_GIVEN INSTRUCTION_. Find the string "into" in the listing and report every line that has it.

--- Start of SUPPLIED RECORDS ---

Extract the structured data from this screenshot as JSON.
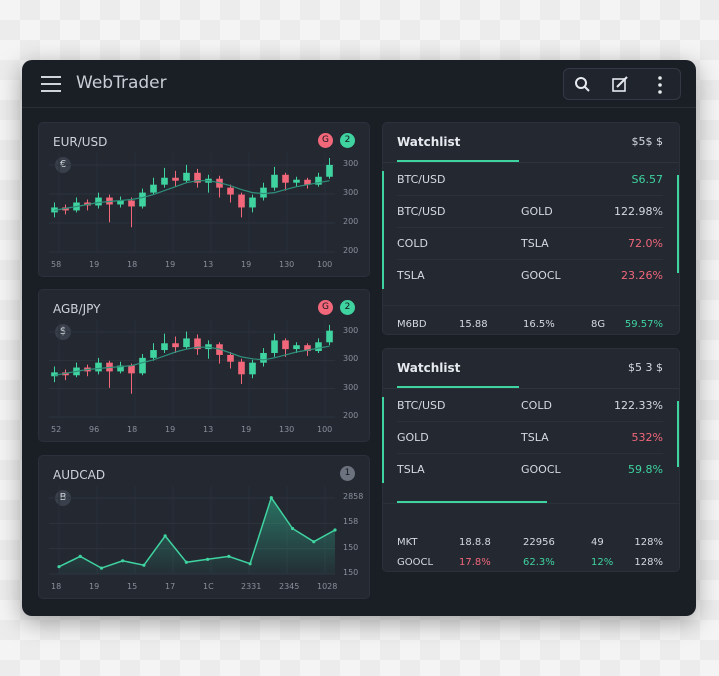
{
  "header": {
    "title": "WebTrader"
  },
  "charts": [
    {
      "type": "candlestick",
      "title": "EUR/USD",
      "icon": "€",
      "badges": [
        {
          "text": "G",
          "tone": "down"
        },
        {
          "text": "2",
          "tone": "up"
        }
      ],
      "ylabels": [
        "300",
        "300",
        "200",
        "200"
      ],
      "xlabels": [
        "58",
        "19",
        "18",
        "19",
        "13",
        "19",
        "130",
        "100"
      ],
      "ylim": [
        0,
        100
      ],
      "candles": [
        [
          40,
          45,
          50,
          35
        ],
        [
          45,
          42,
          48,
          38
        ],
        [
          42,
          50,
          55,
          40
        ],
        [
          50,
          47,
          53,
          42
        ],
        [
          47,
          55,
          60,
          44
        ],
        [
          55,
          48,
          58,
          30
        ],
        [
          48,
          52,
          56,
          45
        ],
        [
          52,
          46,
          55,
          25
        ],
        [
          46,
          60,
          64,
          44
        ],
        [
          60,
          68,
          75,
          58
        ],
        [
          68,
          75,
          85,
          65
        ],
        [
          75,
          72,
          82,
          66
        ],
        [
          72,
          80,
          88,
          70
        ],
        [
          80,
          70,
          84,
          65
        ],
        [
          70,
          74,
          78,
          60
        ],
        [
          74,
          65,
          77,
          55
        ],
        [
          65,
          58,
          68,
          50
        ],
        [
          58,
          45,
          60,
          35
        ],
        [
          45,
          55,
          58,
          40
        ],
        [
          55,
          65,
          70,
          52
        ],
        [
          65,
          78,
          86,
          62
        ],
        [
          78,
          70,
          80,
          62
        ],
        [
          70,
          73,
          76,
          66
        ],
        [
          73,
          68,
          75,
          64
        ],
        [
          68,
          76,
          80,
          66
        ],
        [
          76,
          88,
          95,
          74
        ]
      ],
      "ma": [
        42,
        44,
        46,
        48,
        50,
        51,
        52,
        53,
        55,
        58,
        62,
        66,
        70,
        72,
        72,
        70,
        67,
        63,
        60,
        59,
        60,
        63,
        66,
        68,
        70,
        72
      ]
    },
    {
      "type": "candlestick",
      "title": "AGB/JPY",
      "icon": "$",
      "badges": [
        {
          "text": "G",
          "tone": "down"
        },
        {
          "text": "2",
          "tone": "up"
        }
      ],
      "ylabels": [
        "300",
        "300",
        "300",
        "200"
      ],
      "xlabels": [
        "52",
        "96",
        "18",
        "19",
        "13",
        "19",
        "130",
        "100"
      ],
      "ylim": [
        0,
        100
      ],
      "candles": [
        [
          42,
          46,
          52,
          36
        ],
        [
          46,
          43,
          49,
          38
        ],
        [
          43,
          51,
          56,
          41
        ],
        [
          51,
          47,
          54,
          42
        ],
        [
          47,
          56,
          61,
          44
        ],
        [
          56,
          47,
          58,
          30
        ],
        [
          47,
          53,
          57,
          45
        ],
        [
          53,
          45,
          55,
          24
        ],
        [
          45,
          61,
          65,
          43
        ],
        [
          61,
          69,
          76,
          58
        ],
        [
          69,
          76,
          86,
          66
        ],
        [
          76,
          72,
          83,
          66
        ],
        [
          72,
          81,
          88,
          70
        ],
        [
          81,
          70,
          85,
          64
        ],
        [
          70,
          75,
          79,
          60
        ],
        [
          75,
          64,
          77,
          55
        ],
        [
          64,
          57,
          67,
          50
        ],
        [
          57,
          44,
          60,
          34
        ],
        [
          44,
          56,
          59,
          40
        ],
        [
          56,
          66,
          71,
          52
        ],
        [
          66,
          79,
          86,
          62
        ],
        [
          79,
          70,
          81,
          62
        ],
        [
          70,
          74,
          77,
          66
        ],
        [
          74,
          68,
          76,
          63
        ],
        [
          68,
          77,
          81,
          66
        ],
        [
          77,
          89,
          95,
          74
        ]
      ],
      "ma": [
        43,
        45,
        47,
        49,
        50,
        51,
        52,
        53,
        56,
        59,
        63,
        67,
        70,
        72,
        72,
        70,
        66,
        62,
        60,
        59,
        61,
        64,
        67,
        69,
        71,
        73
      ]
    },
    {
      "type": "area",
      "title": "AUDCAD",
      "icon": "B",
      "badges": [
        {
          "text": "1"
        }
      ],
      "ylabels": [
        "2858",
        "158",
        "150",
        "150"
      ],
      "xlabels": [
        "18",
        "19",
        "15",
        "17",
        "1C",
        "2331",
        "2345",
        "1028"
      ],
      "ylim": [
        0,
        60
      ],
      "values": [
        5,
        12,
        4,
        9,
        6,
        26,
        8,
        10,
        12,
        7,
        52,
        31,
        22,
        30
      ]
    }
  ],
  "watchlists": [
    {
      "title": "Watchlist",
      "summary": "$5$ $",
      "rows": [
        [
          {
            "text": "BTC/USD"
          },
          {
            "text": "S6.57",
            "tone": "up"
          }
        ],
        [
          {
            "text": "BTC/USD"
          },
          {
            "text": "GOLD"
          },
          {
            "text": "122.98%"
          }
        ],
        [
          {
            "text": "COLD"
          },
          {
            "text": "TSLA"
          },
          {
            "text": "72.0%",
            "tone": "down"
          }
        ],
        [
          {
            "text": "TSLA"
          },
          {
            "text": "GOOCL"
          },
          {
            "text": "23.26%",
            "tone": "down"
          }
        ]
      ],
      "footer": [
        [
          {
            "text": "M6BD"
          },
          {
            "text": "15.88"
          },
          {
            "text": "16.5%"
          },
          {
            "text": "8G"
          },
          {
            "text": "59.57%",
            "tone": "up"
          }
        ]
      ]
    },
    {
      "title": "Watchlist",
      "summary": "$5 3 $",
      "rows": [
        [
          {
            "text": "BTC/USD"
          },
          {
            "text": "COLD"
          },
          {
            "text": "122.33%"
          }
        ],
        [
          {
            "text": "GOLD"
          },
          {
            "text": "TSLA"
          },
          {
            "text": "532%",
            "tone": "down"
          }
        ],
        [
          {
            "text": "TSLA"
          },
          {
            "text": "GOOCL"
          },
          {
            "text": "59.8%",
            "tone": "up"
          }
        ]
      ],
      "footer": [
        [
          {
            "text": "MKT"
          },
          {
            "text": "18.8.8"
          },
          {
            "text": "22956"
          },
          {
            "text": "49"
          },
          {
            "text": "128%"
          }
        ],
        [
          {
            "text": "GOOCL"
          },
          {
            "text": "17.8%",
            "tone": "down"
          },
          {
            "text": "62.3%",
            "tone": "up"
          },
          {
            "text": "12%",
            "tone": "up"
          },
          {
            "text": "128%"
          }
        ]
      ]
    }
  ]
}
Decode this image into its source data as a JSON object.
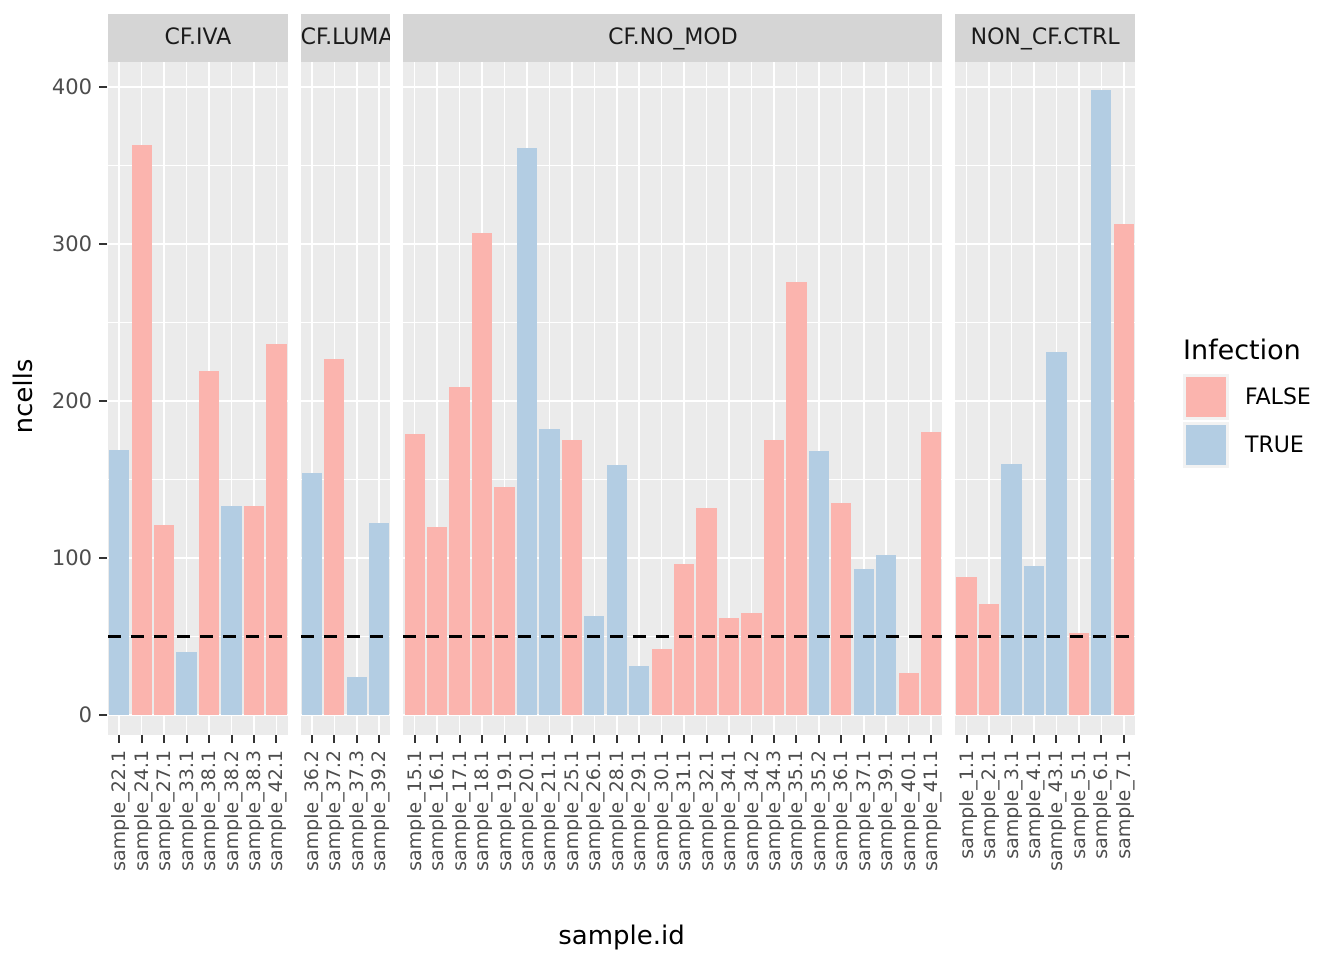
{
  "chart_data": {
    "type": "bar",
    "title": "",
    "xlabel": "sample.id",
    "ylabel": "ncells",
    "ylim": [
      0,
      400
    ],
    "yticks": [
      0,
      100,
      200,
      300,
      400
    ],
    "grid": "on",
    "threshold_line": {
      "y": 50,
      "style": "dashed",
      "color": "#000000"
    },
    "legend": {
      "title": "Infection",
      "position": "right",
      "entries": [
        {
          "label": "FALSE",
          "color": "#FBB4AE"
        },
        {
          "label": "TRUE",
          "color": "#B3CDE3"
        }
      ]
    },
    "colors": {
      "FALSE": "#FBB4AE",
      "TRUE": "#B3CDE3",
      "panel_bg": "#EBEBEB",
      "strip_bg": "#D5D5D5",
      "gridline": "#FFFFFF"
    },
    "facets": [
      {
        "label": "CF.IVA",
        "bars": [
          {
            "id": "sample_22.1",
            "infection": "TRUE",
            "ncells": 169
          },
          {
            "id": "sample_24.1",
            "infection": "FALSE",
            "ncells": 363
          },
          {
            "id": "sample_27.1",
            "infection": "FALSE",
            "ncells": 121
          },
          {
            "id": "sample_33.1",
            "infection": "TRUE",
            "ncells": 40
          },
          {
            "id": "sample_38.1",
            "infection": "FALSE",
            "ncells": 219
          },
          {
            "id": "sample_38.2",
            "infection": "TRUE",
            "ncells": 133
          },
          {
            "id": "sample_38.3",
            "infection": "FALSE",
            "ncells": 133
          },
          {
            "id": "sample_42.1",
            "infection": "FALSE",
            "ncells": 236
          }
        ]
      },
      {
        "label": "CF.LUMA_IVA",
        "bars": [
          {
            "id": "sample_36.2",
            "infection": "TRUE",
            "ncells": 154
          },
          {
            "id": "sample_37.2",
            "infection": "FALSE",
            "ncells": 227
          },
          {
            "id": "sample_37.3",
            "infection": "TRUE",
            "ncells": 24
          },
          {
            "id": "sample_39.2",
            "infection": "TRUE",
            "ncells": 122
          }
        ]
      },
      {
        "label": "CF.NO_MOD",
        "bars": [
          {
            "id": "sample_15.1",
            "infection": "FALSE",
            "ncells": 179
          },
          {
            "id": "sample_16.1",
            "infection": "FALSE",
            "ncells": 120
          },
          {
            "id": "sample_17.1",
            "infection": "FALSE",
            "ncells": 209
          },
          {
            "id": "sample_18.1",
            "infection": "FALSE",
            "ncells": 307
          },
          {
            "id": "sample_19.1",
            "infection": "FALSE",
            "ncells": 145
          },
          {
            "id": "sample_20.1",
            "infection": "TRUE",
            "ncells": 361
          },
          {
            "id": "sample_21.1",
            "infection": "TRUE",
            "ncells": 182
          },
          {
            "id": "sample_25.1",
            "infection": "FALSE",
            "ncells": 175
          },
          {
            "id": "sample_26.1",
            "infection": "TRUE",
            "ncells": 63
          },
          {
            "id": "sample_28.1",
            "infection": "TRUE",
            "ncells": 159
          },
          {
            "id": "sample_29.1",
            "infection": "TRUE",
            "ncells": 31
          },
          {
            "id": "sample_30.1",
            "infection": "FALSE",
            "ncells": 42
          },
          {
            "id": "sample_31.1",
            "infection": "FALSE",
            "ncells": 96
          },
          {
            "id": "sample_32.1",
            "infection": "FALSE",
            "ncells": 132
          },
          {
            "id": "sample_34.1",
            "infection": "FALSE",
            "ncells": 62
          },
          {
            "id": "sample_34.2",
            "infection": "FALSE",
            "ncells": 65
          },
          {
            "id": "sample_34.3",
            "infection": "FALSE",
            "ncells": 175
          },
          {
            "id": "sample_35.1",
            "infection": "FALSE",
            "ncells": 276
          },
          {
            "id": "sample_35.2",
            "infection": "TRUE",
            "ncells": 168
          },
          {
            "id": "sample_36.1",
            "infection": "FALSE",
            "ncells": 135
          },
          {
            "id": "sample_37.1",
            "infection": "TRUE",
            "ncells": 93
          },
          {
            "id": "sample_39.1",
            "infection": "TRUE",
            "ncells": 102
          },
          {
            "id": "sample_40.1",
            "infection": "FALSE",
            "ncells": 27
          },
          {
            "id": "sample_41.1",
            "infection": "FALSE",
            "ncells": 180
          }
        ]
      },
      {
        "label": "NON_CF.CTRL",
        "bars": [
          {
            "id": "sample_1.1",
            "infection": "FALSE",
            "ncells": 88
          },
          {
            "id": "sample_2.1",
            "infection": "FALSE",
            "ncells": 71
          },
          {
            "id": "sample_3.1",
            "infection": "TRUE",
            "ncells": 160
          },
          {
            "id": "sample_4.1",
            "infection": "TRUE",
            "ncells": 95
          },
          {
            "id": "sample_43.1",
            "infection": "TRUE",
            "ncells": 231
          },
          {
            "id": "sample_5.1",
            "infection": "FALSE",
            "ncells": 52
          },
          {
            "id": "sample_6.1",
            "infection": "TRUE",
            "ncells": 398
          },
          {
            "id": "sample_7.1",
            "infection": "FALSE",
            "ncells": 313
          }
        ]
      }
    ]
  }
}
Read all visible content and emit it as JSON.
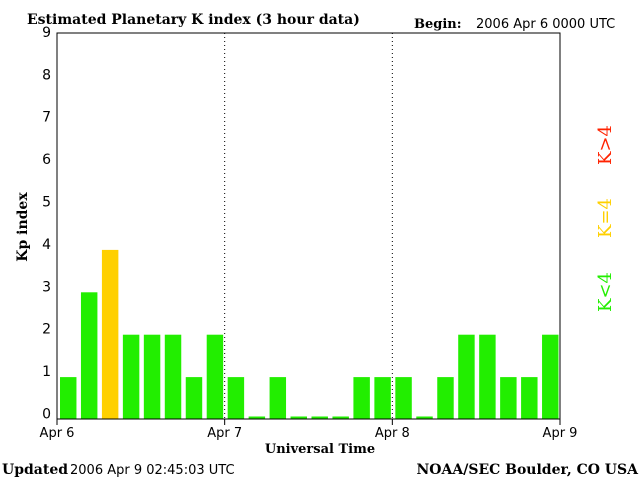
{
  "header": {
    "title": "Estimated Planetary K index (3 hour data)",
    "begin_label": "Begin:",
    "begin_value": "2006 Apr 6 0000 UTC"
  },
  "footer": {
    "updated_label": "Updated",
    "updated_value": "2006 Apr  9 02:45:03 UTC",
    "source": "NOAA/SEC Boulder, CO USA"
  },
  "legend": {
    "high": "K>4",
    "mid": "K=4",
    "low": "K<4"
  },
  "colors": {
    "low": "#22ee00",
    "mid": "#ffd000",
    "high": "#ff2200"
  },
  "chart_data": {
    "type": "bar",
    "title": "Estimated Planetary K index (3 hour data)",
    "xlabel": "Universal Time",
    "ylabel": "Kp index",
    "ylim": [
      0,
      9
    ],
    "yticks": [
      "0",
      "1",
      "2",
      "3",
      "4",
      "5",
      "6",
      "7",
      "8",
      "9"
    ],
    "xticks": [
      "Apr 6",
      "Apr 7",
      "Apr 8",
      "Apr 9"
    ],
    "interval_hours": 3,
    "values": [
      1,
      3,
      4,
      2,
      2,
      2,
      1,
      2,
      1,
      0,
      1,
      0,
      0,
      0,
      1,
      1,
      1,
      0,
      1,
      2,
      2,
      1,
      1,
      2
    ]
  }
}
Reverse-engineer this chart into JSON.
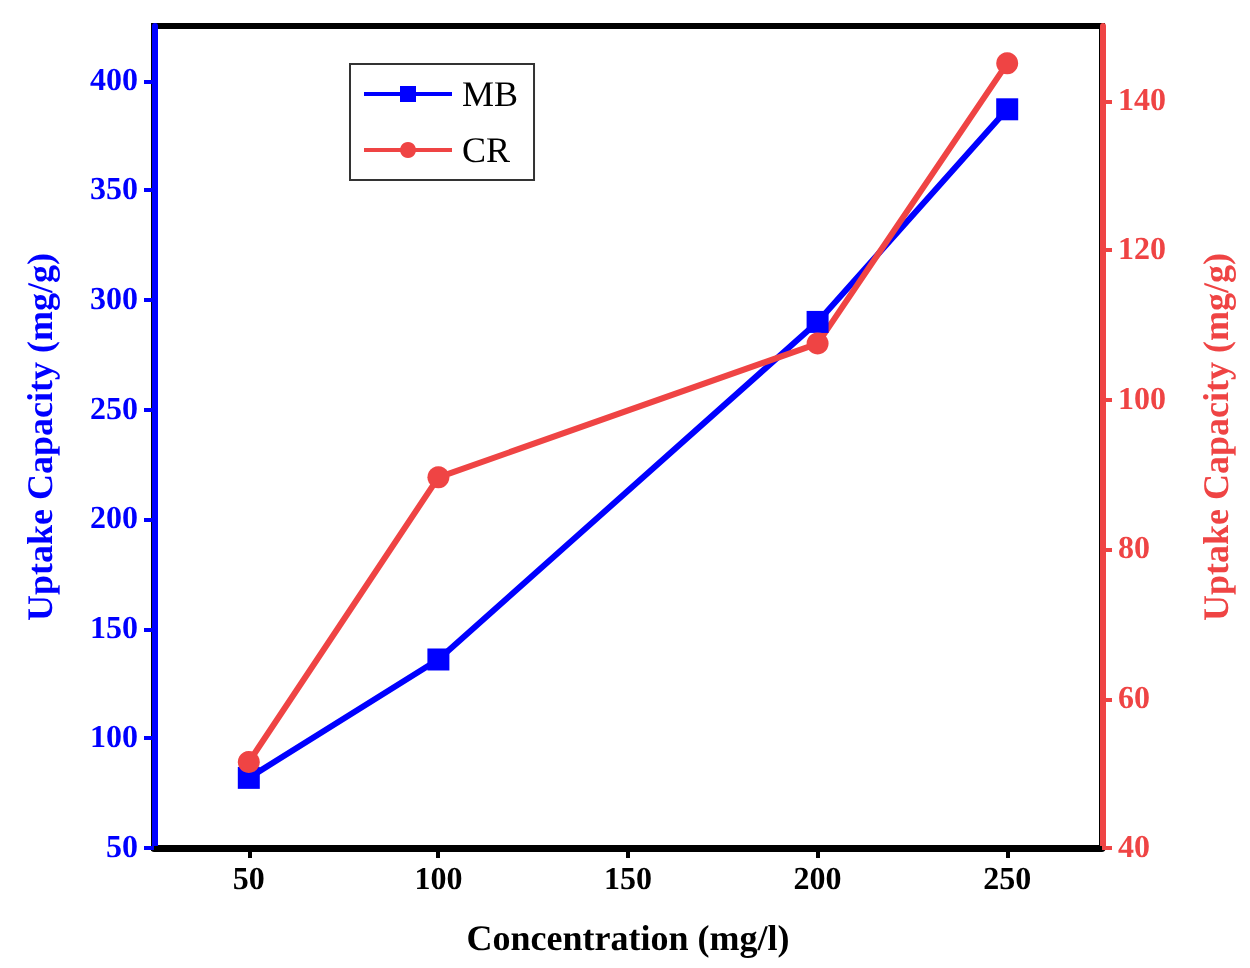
{
  "chart_data": {
    "type": "line",
    "xlabel": "Concentration (mg/l)",
    "ylabel": "Uptake Capacity (mg/g)",
    "y2label": "Uptake Capacity (mg/g)",
    "x": [
      50,
      100,
      200,
      250
    ],
    "xlim": [
      25,
      275
    ],
    "xticks": [
      50,
      100,
      150,
      200,
      250
    ],
    "ylim": [
      50,
      425
    ],
    "yticks": [
      50,
      100,
      150,
      200,
      250,
      300,
      350,
      400
    ],
    "y2lim": [
      40,
      150
    ],
    "y2ticks": [
      40,
      60,
      80,
      100,
      120,
      140
    ],
    "series": [
      {
        "name": "MB",
        "color": "#0000ff",
        "values": [
          82,
          136,
          290,
          387
        ],
        "marker": "square"
      },
      {
        "name": "CR",
        "color": "#ef4444",
        "values": [
          51.5,
          89.6,
          107.5,
          145
        ],
        "marker": "circle",
        "axis": "y2"
      }
    ],
    "legend": "top left",
    "grid": false,
    "line_style": "solid"
  }
}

--- End of SUPPLIED RECORDS ---

_RESPONSE TO THIS EXERCISE_.
Decode this image into its source data as a JSON object.
Reverse-engineer this chart into JSON.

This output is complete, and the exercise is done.